- **What you need to do**: Collect all the lines that mention the word "with".

━━━━━ Records to process ━━━━━

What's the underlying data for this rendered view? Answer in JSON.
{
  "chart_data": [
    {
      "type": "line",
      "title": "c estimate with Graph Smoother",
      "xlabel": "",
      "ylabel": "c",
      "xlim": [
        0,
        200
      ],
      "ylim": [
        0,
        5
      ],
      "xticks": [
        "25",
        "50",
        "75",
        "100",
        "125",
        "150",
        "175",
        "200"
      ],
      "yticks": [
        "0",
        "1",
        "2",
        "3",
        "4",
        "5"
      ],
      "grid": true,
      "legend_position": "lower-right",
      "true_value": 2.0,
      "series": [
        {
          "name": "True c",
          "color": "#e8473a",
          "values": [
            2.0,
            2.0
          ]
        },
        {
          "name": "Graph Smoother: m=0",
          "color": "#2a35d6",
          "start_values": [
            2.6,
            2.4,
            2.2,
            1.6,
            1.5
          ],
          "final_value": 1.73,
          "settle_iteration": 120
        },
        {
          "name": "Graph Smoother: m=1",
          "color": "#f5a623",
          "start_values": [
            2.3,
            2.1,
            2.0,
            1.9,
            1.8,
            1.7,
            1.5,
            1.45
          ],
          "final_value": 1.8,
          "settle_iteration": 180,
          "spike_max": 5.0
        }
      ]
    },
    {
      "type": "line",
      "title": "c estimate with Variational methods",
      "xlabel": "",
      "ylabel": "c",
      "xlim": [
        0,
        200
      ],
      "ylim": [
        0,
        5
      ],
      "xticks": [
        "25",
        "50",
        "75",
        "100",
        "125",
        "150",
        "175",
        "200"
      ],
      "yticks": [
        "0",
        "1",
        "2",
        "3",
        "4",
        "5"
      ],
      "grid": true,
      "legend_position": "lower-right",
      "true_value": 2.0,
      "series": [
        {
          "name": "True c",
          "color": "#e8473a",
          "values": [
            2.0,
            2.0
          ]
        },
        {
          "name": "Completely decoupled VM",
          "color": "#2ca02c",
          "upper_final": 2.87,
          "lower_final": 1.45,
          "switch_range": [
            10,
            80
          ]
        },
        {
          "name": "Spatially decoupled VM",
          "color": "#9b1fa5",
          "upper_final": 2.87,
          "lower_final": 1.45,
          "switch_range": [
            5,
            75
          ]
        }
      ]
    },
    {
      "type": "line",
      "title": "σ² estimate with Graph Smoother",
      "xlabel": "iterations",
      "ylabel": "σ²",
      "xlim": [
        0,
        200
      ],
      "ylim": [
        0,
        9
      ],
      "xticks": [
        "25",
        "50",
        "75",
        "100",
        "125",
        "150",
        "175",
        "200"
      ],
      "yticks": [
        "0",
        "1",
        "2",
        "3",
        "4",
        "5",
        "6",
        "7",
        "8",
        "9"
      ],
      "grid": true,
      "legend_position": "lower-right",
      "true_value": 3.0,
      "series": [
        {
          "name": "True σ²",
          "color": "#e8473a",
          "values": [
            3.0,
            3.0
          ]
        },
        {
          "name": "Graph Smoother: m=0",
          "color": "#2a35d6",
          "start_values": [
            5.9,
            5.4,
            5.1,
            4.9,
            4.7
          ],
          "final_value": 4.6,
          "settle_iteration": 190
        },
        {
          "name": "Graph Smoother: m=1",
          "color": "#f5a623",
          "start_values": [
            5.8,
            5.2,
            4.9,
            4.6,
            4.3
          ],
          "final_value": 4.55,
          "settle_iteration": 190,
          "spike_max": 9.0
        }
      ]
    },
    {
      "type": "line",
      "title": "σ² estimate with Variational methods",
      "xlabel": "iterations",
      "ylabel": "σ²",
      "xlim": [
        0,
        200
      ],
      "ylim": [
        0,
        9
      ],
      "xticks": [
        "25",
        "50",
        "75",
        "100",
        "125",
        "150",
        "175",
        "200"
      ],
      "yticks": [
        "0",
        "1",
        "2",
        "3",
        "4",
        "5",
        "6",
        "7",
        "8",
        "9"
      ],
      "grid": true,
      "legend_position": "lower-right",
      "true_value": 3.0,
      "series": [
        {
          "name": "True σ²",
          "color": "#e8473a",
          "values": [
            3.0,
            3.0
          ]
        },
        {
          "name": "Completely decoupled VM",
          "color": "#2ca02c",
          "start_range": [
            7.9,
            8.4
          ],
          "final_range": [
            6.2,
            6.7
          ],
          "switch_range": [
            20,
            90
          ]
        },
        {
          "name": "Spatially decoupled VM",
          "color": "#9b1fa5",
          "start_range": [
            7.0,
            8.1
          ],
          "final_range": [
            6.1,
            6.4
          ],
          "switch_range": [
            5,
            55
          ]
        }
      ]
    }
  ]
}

━━━━━

- **Result**:
      "title": "c estimate with Graph Smoother",
      "title": "c estimate with Variational methods",
      "title": "σ² estimate with Graph Smoother",
      "title": "σ² estimate with Variational methods",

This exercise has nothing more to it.